[start PROVIDED DATA]
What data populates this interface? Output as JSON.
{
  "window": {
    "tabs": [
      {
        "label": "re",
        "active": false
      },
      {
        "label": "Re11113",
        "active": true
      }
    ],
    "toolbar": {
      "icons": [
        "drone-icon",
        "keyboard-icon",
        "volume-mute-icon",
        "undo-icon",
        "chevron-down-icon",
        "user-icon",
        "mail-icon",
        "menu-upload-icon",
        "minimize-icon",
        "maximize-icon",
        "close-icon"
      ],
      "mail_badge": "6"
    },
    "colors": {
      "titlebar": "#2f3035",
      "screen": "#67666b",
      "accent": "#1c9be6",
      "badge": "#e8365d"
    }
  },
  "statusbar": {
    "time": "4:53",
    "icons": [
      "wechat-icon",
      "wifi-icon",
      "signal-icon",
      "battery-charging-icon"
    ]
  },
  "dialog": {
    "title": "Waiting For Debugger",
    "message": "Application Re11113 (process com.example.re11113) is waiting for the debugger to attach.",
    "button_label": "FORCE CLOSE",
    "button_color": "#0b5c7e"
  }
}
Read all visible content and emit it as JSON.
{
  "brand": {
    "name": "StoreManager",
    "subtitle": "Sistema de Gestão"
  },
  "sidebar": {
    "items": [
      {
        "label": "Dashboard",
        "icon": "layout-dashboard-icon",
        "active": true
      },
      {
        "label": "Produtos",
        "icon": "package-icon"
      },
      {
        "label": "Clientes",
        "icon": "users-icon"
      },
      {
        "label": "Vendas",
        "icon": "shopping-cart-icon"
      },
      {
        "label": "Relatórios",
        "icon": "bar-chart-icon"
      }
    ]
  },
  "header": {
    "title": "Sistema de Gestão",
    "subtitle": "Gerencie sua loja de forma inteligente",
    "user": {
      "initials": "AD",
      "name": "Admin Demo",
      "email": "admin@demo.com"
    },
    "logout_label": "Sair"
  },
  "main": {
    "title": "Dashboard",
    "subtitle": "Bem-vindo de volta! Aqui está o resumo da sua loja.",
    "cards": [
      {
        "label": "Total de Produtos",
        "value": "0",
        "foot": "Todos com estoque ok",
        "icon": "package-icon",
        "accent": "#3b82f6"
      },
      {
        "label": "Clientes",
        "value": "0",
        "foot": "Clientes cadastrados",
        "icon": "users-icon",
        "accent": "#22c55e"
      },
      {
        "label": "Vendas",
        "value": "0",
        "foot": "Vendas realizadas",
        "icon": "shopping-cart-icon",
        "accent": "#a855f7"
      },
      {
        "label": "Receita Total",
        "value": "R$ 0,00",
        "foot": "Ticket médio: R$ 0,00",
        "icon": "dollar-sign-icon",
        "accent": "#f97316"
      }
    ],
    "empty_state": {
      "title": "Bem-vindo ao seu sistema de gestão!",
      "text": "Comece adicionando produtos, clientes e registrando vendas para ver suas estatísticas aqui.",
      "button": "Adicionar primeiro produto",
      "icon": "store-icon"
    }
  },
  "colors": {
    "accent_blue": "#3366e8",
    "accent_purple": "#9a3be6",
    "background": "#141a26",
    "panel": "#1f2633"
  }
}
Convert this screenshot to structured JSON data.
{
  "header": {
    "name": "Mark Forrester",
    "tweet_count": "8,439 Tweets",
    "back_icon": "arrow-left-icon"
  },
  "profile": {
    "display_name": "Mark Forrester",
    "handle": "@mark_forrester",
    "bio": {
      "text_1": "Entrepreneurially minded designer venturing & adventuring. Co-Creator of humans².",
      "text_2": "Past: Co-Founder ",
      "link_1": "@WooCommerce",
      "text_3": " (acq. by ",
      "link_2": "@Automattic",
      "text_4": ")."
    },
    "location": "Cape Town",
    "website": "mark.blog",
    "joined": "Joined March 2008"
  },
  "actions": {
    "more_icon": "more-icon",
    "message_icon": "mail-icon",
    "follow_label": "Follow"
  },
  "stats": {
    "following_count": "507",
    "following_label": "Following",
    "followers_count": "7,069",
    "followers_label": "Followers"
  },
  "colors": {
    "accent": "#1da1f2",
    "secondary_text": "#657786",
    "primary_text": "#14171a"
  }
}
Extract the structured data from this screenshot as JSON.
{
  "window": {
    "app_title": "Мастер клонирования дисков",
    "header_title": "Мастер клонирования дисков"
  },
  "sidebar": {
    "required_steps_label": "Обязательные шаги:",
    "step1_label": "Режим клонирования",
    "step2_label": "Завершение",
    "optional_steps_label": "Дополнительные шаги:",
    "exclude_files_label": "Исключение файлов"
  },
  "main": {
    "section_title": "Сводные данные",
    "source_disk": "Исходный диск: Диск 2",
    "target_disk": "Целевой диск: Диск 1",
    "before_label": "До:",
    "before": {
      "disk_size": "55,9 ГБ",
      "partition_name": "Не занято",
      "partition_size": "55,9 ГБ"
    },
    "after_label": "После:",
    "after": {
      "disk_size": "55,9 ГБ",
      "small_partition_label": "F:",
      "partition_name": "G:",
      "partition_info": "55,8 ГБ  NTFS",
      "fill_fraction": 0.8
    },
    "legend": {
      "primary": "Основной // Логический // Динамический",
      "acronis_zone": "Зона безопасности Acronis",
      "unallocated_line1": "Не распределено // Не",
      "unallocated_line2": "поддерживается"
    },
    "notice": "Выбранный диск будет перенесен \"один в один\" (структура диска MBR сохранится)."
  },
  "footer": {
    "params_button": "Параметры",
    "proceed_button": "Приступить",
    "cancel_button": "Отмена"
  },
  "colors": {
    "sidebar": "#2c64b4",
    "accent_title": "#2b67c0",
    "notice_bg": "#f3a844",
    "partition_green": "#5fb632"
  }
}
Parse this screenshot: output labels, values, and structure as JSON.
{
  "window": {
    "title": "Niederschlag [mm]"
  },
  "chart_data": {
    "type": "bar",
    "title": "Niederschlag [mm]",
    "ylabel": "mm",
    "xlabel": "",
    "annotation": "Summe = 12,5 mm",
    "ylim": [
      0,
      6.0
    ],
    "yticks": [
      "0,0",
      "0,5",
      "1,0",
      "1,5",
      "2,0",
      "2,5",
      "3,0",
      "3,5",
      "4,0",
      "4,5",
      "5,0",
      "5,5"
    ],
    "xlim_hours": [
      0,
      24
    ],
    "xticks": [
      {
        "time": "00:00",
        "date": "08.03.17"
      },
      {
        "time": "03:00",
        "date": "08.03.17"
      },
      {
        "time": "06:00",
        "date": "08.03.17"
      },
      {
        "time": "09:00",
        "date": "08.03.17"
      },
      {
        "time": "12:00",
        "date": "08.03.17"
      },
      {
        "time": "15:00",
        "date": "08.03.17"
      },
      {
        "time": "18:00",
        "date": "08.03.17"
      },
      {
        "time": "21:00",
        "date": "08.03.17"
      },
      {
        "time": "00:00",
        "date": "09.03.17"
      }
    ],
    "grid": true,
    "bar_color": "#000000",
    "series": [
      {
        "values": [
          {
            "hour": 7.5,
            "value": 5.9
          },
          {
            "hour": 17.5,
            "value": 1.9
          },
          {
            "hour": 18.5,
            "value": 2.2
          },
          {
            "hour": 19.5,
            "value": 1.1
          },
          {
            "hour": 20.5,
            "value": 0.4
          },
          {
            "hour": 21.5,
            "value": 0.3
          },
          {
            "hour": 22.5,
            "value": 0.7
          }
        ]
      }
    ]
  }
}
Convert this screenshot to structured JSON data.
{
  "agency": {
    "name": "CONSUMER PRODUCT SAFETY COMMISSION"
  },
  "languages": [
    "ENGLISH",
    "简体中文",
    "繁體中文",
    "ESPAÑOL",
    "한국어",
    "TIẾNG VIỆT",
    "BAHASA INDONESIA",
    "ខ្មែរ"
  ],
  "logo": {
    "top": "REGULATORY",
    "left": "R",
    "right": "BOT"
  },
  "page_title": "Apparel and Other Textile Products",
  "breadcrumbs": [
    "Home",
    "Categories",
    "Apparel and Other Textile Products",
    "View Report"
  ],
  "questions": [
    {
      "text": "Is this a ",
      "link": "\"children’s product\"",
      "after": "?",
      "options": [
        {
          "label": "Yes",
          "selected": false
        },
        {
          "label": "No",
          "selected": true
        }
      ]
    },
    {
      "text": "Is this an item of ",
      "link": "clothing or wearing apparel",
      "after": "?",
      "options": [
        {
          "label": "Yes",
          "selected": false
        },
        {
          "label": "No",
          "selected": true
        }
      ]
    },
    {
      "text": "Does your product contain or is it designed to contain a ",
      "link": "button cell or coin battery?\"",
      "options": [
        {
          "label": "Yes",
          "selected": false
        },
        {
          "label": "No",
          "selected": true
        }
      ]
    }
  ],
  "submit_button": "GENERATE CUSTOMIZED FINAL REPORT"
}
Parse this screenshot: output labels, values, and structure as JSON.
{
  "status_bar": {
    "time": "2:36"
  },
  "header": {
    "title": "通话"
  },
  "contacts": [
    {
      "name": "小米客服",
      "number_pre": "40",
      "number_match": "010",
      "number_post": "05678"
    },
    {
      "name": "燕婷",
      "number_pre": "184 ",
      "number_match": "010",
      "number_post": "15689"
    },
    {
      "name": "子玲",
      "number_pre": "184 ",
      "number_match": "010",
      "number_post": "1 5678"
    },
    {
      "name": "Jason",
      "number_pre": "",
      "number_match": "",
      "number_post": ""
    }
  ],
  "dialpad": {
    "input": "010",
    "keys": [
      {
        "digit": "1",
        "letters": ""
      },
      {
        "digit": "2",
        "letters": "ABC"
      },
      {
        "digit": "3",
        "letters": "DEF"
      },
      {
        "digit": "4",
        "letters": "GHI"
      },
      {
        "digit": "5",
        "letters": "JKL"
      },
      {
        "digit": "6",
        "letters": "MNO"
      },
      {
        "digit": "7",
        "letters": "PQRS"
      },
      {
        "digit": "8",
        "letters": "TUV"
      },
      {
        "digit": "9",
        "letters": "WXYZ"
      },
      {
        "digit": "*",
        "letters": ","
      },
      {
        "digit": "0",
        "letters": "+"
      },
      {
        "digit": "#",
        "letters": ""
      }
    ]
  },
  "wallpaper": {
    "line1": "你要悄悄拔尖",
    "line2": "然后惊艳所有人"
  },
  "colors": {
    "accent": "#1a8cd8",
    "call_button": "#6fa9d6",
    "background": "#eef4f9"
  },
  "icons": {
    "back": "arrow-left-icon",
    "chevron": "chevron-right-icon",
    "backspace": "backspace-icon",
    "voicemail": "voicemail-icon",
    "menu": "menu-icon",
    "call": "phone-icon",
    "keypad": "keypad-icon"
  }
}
[end PROVIDED DATA]
=== GIVEN EXERCISE ===
Provide only the count of lines in the material above that hold the word "шаги".

=== FINISHED ANSWER ===
2